START Material provided
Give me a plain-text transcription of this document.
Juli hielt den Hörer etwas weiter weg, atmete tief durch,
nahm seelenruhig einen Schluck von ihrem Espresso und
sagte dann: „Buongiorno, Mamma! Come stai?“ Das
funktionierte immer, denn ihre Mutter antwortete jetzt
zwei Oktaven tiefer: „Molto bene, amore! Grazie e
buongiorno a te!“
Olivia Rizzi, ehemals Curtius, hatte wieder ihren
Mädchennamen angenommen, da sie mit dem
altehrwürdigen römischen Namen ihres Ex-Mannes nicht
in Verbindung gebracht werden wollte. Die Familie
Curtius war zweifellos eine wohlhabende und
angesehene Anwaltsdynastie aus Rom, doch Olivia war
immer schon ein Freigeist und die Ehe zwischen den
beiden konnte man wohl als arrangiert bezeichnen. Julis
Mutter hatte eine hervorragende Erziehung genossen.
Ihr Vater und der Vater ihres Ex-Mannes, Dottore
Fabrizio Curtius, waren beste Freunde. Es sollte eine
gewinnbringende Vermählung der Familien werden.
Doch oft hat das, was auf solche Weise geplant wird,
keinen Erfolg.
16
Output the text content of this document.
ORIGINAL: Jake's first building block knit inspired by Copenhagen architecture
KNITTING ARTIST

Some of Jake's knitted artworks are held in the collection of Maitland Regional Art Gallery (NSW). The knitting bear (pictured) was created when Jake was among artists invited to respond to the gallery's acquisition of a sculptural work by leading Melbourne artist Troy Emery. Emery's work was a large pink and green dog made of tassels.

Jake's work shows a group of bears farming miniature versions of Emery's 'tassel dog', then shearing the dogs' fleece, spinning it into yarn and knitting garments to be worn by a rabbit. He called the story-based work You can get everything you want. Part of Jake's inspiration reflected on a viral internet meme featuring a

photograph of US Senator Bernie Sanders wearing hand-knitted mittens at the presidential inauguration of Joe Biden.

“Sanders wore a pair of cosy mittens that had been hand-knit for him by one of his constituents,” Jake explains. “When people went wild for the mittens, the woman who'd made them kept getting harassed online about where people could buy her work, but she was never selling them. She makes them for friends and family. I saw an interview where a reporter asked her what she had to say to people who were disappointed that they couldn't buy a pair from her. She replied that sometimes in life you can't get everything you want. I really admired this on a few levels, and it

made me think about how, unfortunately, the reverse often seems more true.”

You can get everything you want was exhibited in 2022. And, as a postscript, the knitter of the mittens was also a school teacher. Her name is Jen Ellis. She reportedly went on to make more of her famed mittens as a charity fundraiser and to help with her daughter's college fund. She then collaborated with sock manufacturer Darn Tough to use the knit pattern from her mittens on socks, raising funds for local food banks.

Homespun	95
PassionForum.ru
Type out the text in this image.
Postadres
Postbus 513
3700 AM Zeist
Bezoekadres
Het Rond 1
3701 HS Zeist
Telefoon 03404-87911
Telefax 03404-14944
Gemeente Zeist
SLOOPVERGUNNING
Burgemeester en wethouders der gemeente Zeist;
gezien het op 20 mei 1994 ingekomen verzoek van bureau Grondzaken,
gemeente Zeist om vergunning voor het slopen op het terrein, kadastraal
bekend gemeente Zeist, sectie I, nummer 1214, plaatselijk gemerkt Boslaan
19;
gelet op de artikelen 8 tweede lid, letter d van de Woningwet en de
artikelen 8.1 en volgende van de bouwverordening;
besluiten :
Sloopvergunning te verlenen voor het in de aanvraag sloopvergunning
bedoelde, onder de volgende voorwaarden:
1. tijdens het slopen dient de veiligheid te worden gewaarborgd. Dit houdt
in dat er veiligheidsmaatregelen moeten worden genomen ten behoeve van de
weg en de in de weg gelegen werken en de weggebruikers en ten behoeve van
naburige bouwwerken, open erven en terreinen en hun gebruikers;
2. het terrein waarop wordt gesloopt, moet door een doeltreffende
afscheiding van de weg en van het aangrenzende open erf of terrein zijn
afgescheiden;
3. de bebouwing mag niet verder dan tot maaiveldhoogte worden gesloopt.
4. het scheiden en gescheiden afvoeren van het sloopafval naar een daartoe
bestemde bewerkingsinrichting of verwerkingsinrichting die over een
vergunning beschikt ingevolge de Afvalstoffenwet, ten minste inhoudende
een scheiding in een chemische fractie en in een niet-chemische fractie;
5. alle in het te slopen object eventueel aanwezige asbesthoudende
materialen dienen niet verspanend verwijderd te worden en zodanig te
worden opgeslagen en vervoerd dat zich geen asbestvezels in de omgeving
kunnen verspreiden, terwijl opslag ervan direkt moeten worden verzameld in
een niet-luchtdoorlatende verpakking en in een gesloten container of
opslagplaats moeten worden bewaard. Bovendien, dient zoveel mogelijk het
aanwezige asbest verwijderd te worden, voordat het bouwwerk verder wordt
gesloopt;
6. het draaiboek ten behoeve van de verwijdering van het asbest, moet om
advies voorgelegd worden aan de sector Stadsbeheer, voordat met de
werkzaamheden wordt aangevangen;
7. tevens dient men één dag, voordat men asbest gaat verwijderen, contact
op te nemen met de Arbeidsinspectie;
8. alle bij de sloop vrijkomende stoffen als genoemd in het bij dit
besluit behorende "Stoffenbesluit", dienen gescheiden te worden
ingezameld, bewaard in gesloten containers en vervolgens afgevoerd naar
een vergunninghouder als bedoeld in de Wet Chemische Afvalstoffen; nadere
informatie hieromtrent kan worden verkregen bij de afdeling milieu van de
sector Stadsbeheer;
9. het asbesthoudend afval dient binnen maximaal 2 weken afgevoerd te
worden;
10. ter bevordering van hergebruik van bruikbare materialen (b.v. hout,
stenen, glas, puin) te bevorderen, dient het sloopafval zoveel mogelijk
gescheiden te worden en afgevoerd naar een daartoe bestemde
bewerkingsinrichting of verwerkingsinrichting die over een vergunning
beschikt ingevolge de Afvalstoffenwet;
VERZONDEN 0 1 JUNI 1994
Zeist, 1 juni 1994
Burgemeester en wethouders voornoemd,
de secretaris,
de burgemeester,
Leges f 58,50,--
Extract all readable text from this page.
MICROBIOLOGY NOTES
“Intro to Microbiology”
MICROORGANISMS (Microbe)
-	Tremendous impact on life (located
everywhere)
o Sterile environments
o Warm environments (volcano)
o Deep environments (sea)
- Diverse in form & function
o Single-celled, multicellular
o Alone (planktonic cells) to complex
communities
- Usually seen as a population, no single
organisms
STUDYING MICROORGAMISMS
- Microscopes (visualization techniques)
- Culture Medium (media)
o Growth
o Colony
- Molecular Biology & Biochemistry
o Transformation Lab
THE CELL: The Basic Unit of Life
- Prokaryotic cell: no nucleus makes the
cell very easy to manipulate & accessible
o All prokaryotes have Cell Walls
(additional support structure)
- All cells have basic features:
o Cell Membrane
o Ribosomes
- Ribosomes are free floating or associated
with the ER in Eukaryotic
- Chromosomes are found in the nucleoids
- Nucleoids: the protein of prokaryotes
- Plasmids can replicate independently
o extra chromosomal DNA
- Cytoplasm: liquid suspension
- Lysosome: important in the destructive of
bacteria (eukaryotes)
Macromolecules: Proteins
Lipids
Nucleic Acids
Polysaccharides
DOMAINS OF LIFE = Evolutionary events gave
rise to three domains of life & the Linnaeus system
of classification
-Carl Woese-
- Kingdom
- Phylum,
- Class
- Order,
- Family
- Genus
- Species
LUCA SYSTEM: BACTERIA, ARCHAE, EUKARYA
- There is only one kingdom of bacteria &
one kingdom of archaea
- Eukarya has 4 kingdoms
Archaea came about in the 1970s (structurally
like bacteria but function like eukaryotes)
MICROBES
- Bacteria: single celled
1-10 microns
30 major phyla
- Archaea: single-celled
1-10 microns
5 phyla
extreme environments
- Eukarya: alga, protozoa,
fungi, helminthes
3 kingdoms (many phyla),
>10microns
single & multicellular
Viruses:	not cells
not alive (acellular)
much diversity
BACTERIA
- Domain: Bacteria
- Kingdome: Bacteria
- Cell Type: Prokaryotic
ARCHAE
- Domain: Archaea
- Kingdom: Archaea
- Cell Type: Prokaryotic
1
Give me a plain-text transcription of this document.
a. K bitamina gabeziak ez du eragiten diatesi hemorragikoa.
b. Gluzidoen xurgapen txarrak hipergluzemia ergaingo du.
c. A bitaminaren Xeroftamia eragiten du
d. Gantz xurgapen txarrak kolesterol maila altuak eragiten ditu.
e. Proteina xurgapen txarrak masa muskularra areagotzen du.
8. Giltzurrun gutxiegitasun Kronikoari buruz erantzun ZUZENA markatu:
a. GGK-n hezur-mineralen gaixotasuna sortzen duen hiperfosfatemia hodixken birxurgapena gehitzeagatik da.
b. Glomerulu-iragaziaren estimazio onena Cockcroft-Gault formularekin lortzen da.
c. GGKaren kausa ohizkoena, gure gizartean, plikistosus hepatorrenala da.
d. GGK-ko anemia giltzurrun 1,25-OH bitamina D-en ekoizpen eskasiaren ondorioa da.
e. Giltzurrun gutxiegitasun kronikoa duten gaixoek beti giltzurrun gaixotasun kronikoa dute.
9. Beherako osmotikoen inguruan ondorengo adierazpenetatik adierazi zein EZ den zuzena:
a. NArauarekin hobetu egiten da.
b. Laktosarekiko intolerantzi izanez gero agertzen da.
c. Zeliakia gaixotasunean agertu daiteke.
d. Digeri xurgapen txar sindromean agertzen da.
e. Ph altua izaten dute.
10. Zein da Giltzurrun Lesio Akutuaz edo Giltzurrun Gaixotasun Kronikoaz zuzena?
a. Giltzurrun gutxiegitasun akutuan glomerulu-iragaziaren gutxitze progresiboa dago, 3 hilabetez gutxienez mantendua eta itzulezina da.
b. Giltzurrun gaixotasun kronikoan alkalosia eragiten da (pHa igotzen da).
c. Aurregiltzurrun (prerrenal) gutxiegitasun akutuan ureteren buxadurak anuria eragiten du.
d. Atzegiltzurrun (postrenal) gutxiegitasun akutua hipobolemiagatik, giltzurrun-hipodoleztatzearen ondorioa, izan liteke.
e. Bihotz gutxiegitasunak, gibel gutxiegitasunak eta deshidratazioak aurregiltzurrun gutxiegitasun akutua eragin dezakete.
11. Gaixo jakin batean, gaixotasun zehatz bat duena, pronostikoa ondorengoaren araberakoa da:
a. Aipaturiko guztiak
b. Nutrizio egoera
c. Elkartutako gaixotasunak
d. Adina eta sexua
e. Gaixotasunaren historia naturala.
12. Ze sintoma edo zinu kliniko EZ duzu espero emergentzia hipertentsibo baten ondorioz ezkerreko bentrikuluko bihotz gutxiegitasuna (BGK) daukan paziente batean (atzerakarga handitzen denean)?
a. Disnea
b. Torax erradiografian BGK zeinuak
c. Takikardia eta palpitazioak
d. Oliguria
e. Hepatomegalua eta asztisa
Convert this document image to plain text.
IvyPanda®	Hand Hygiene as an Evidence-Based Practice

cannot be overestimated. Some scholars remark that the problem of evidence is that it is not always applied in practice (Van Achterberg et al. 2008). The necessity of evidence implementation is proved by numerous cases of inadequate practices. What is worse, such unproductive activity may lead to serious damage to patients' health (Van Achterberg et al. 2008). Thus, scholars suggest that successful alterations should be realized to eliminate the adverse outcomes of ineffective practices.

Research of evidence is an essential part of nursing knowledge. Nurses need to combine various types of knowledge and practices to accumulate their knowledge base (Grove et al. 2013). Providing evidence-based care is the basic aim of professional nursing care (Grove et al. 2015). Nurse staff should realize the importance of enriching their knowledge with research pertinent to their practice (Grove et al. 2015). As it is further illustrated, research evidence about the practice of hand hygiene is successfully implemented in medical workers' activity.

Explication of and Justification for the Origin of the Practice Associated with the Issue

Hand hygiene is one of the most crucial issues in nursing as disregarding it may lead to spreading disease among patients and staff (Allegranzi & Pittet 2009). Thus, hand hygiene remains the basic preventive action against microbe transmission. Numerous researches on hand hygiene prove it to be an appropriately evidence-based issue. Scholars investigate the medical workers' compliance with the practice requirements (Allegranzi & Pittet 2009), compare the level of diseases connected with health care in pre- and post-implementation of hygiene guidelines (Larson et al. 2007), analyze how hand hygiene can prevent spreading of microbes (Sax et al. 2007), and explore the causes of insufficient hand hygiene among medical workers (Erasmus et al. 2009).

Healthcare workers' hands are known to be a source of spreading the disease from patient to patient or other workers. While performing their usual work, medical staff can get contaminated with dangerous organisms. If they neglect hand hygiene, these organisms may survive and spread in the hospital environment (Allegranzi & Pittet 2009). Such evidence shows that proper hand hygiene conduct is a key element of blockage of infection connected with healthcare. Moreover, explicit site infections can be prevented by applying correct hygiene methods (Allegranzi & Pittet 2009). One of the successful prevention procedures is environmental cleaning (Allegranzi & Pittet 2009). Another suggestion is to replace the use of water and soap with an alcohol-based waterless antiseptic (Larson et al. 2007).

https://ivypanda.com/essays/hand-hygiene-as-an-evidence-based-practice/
END Material provided
* _Assignment_
Report each line in the preceding entries that holds the string "batean".

* _Answer for the task_
11. Gaixo jakin batean, gaixotasun zehatz bat duena, pronostikoa ondorengoaren araberakoa da:
12. Ze sintoma edo zinu kliniko EZ duzu espero emergentzia hipertentsibo baten ondorioz ezkerreko bentrikuluko bihotz gutxiegitasuna (BGK) daukan paziente batean (atzerakarga handitzen denean)?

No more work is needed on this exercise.